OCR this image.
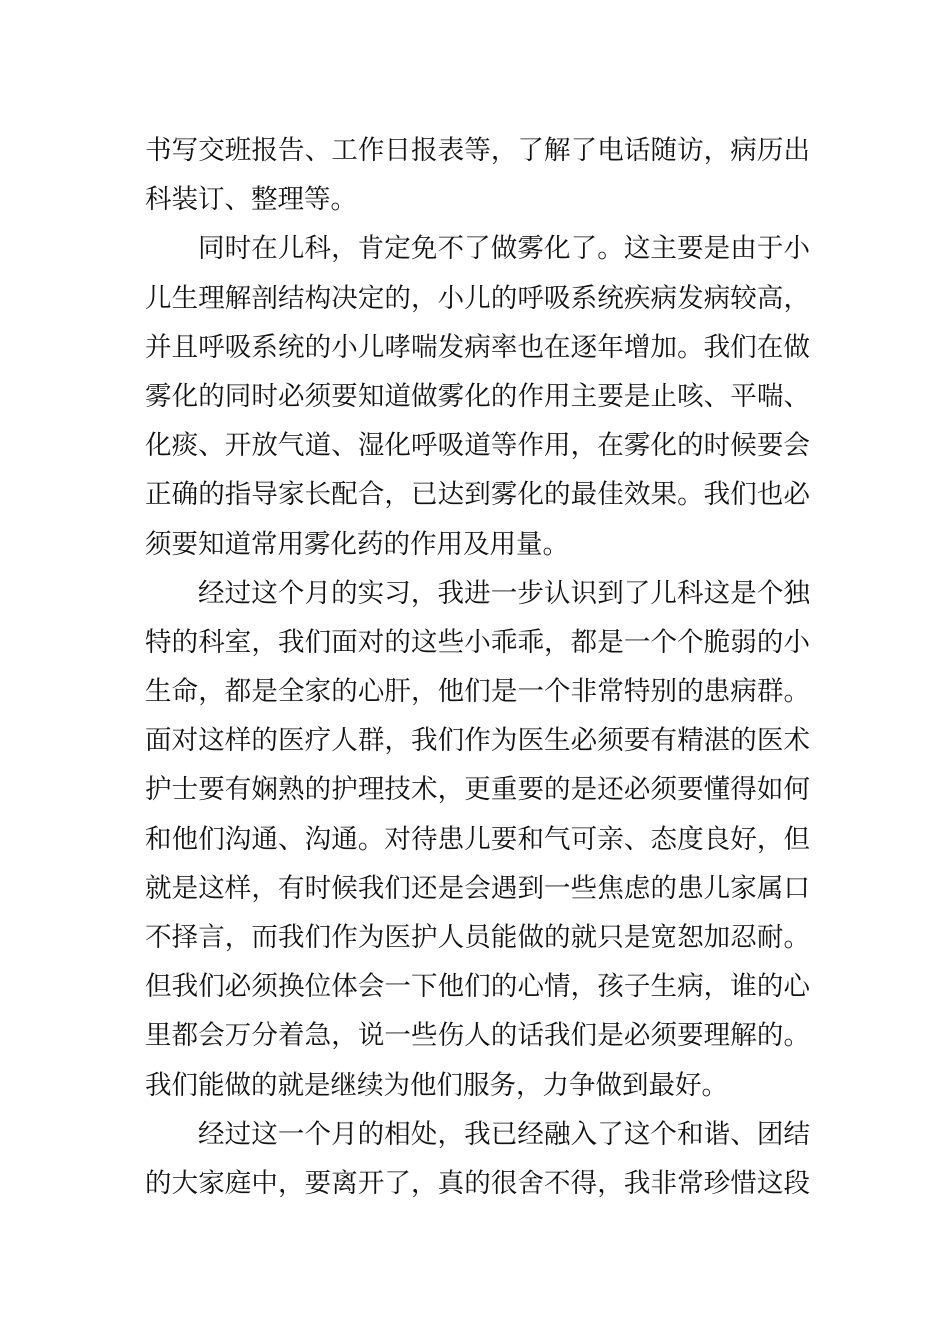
书写交班报告、工作日报表等，了解了电话随访，病历出
科装订、整理等。
同时在儿科，肯定免不了做雾化了。这主要是由于小
儿生理解剖结构决定的，小儿的呼吸系统疾病发病较高，
并且呼吸系统的小儿哮喘发病率也在逐年增加。我们在做
雾化的同时必须要知道做雾化的作用主要是止咳、平喘、
化痰、开放气道、湿化呼吸道等作用，在雾化的时候要会
正确的指导家长配合，已达到雾化的最佳效果。我们也必
须要知道常用雾化药的作用及用量。
经过这个月的实习，我进一步认识到了儿科这是个独
特的科室，我们面对的这些小乖乖，都是一个个脆弱的小
生命，都是全家的心肝，他们是一个非常特别的患病群。
面对这样的医疗人群，我们作为医生必须要有精湛的医术
护士要有娴熟的护理技术，更重要的是还必须要懂得如何
和他们沟通、沟通。对待患儿要和气可亲、态度良好，但
就是这样，有时候我们还是会遇到一些焦虑的患儿家属口
不择言，而我们作为医护人员能做的就只是宽恕加忍耐。
但我们必须换位体会一下他们的心情，孩子生病，谁的心
里都会万分着急，说一些伤人的话我们是必须要理解的。
我们能做的就是继续为他们服务，力争做到最好。
经过这一个月的相处，我已经融入了这个和谐、团结
的大家庭中，要离开了，真的很舍不得，我非常珍惜这段
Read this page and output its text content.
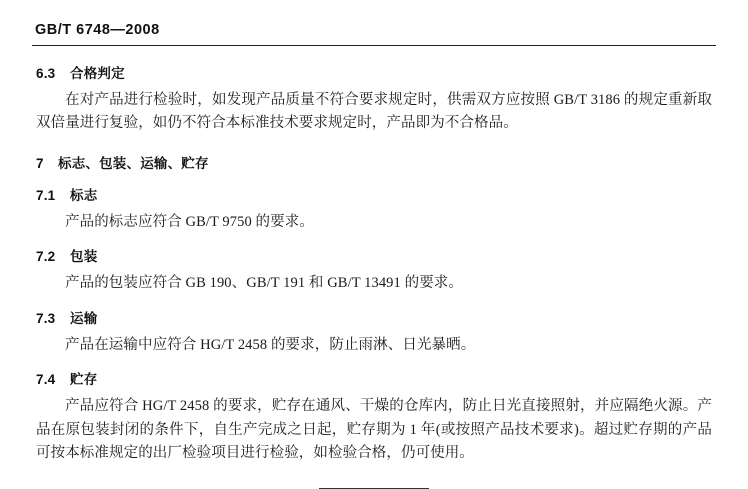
GB/T 6748—2008
6.3 合格判定

在对产品进行检验时，如发现产品质量不符合要求规定时，供需双方应按照 GB/T 3186 的规定重新取双倍量进行复验，如仍不符合本标准技术要求规定时，产品即为不合格品。

7 标志、包装、运输、贮存
7.1 标志

产品的标志应符合 GB/T 9750 的要求。

7.2 包装

产品的包装应符合 GB 190、GB/T 191 和 GB/T 13491 的要求。

7.3 运输

产品在运输中应符合 HG/T 2458 的要求，防止雨淋、日光暴晒。

7.4 贮存

产品应符合 HG/T 2458 的要求，贮存在通风、干燥的仓库内，防止日光直接照射，并应隔绝火源。产品在原包装封闭的条件下，自生产完成之日起，贮存期为 1 年(或按照产品技术要求)。超过贮存期的产品可按本标准规定的出厂检验项目进行检验，如检验合格，仍可使用。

--- --- ---

TASK TO CARRY OUT: Copy the records word for word, leaving no picture in the copy.

EXERCISE RESPONSE:
OCR this image.
书写交班报告、工作日报表等，了解了电话随访，病历出
科装订、整理等。
同时在儿科，肯定免不了做雾化了。这主要是由于小
儿生理解剖结构决定的，小儿的呼吸系统疾病发病较高，
并且呼吸系统的小儿哮喘发病率也在逐年增加。我们在做
雾化的同时必须要知道做雾化的作用主要是止咳、平喘、
化痰、开放气道、湿化呼吸道等作用，在雾化的时候要会
正确的指导家长配合，已达到雾化的最佳效果。我们也必
须要知道常用雾化药的作用及用量。
经过这个月的实习，我进一步认识到了儿科这是个独
特的科室，我们面对的这些小乖乖，都是一个个脆弱的小
生命，都是全家的心肝，他们是一个非常特别的患病群。
面对这样的医疗人群，我们作为医生必须要有精湛的医术
护士要有娴熟的护理技术，更重要的是还必须要懂得如何
和他们沟通、沟通。对待患儿要和气可亲、态度良好，但
就是这样，有时候我们还是会遇到一些焦虑的患儿家属口
不择言，而我们作为医护人员能做的就只是宽恕加忍耐。
但我们必须换位体会一下他们的心情，孩子生病，谁的心
里都会万分着急，说一些伤人的话我们是必须要理解的。
我们能做的就是继续为他们服务，力争做到最好。
经过这一个月的相处，我已经融入了这个和谐、团结
的大家庭中，要离开了，真的很舍不得，我非常珍惜这段
Read this page and output its text content.
GB/T 6748—2008
6.3 合格判定

在对产品进行检验时，如发现产品质量不符合要求规定时，供需双方应按照 GB/T 3186 的规定重新取双倍量进行复验，如仍不符合本标准技术要求规定时，产品即为不合格品。

7 标志、包装、运输、贮存
7.1 标志

产品的标志应符合 GB/T 9750 的要求。

7.2 包装

产品的包装应符合 GB 190、GB/T 191 和 GB/T 13491 的要求。

7.3 运输

产品在运输中应符合 HG/T 2458 的要求，防止雨淋、日光暴晒。

7.4 贮存

产品应符合 HG/T 2458 的要求，贮存在通风、干燥的仓库内，防止日光直接照射，并应隔绝火源。产品在原包装封闭的条件下，自生产完成之日起，贮存期为 1 年(或按照产品技术要求)。超过贮存期的产品可按本标准规定的出厂检验项目进行检验，如检验合格，仍可使用。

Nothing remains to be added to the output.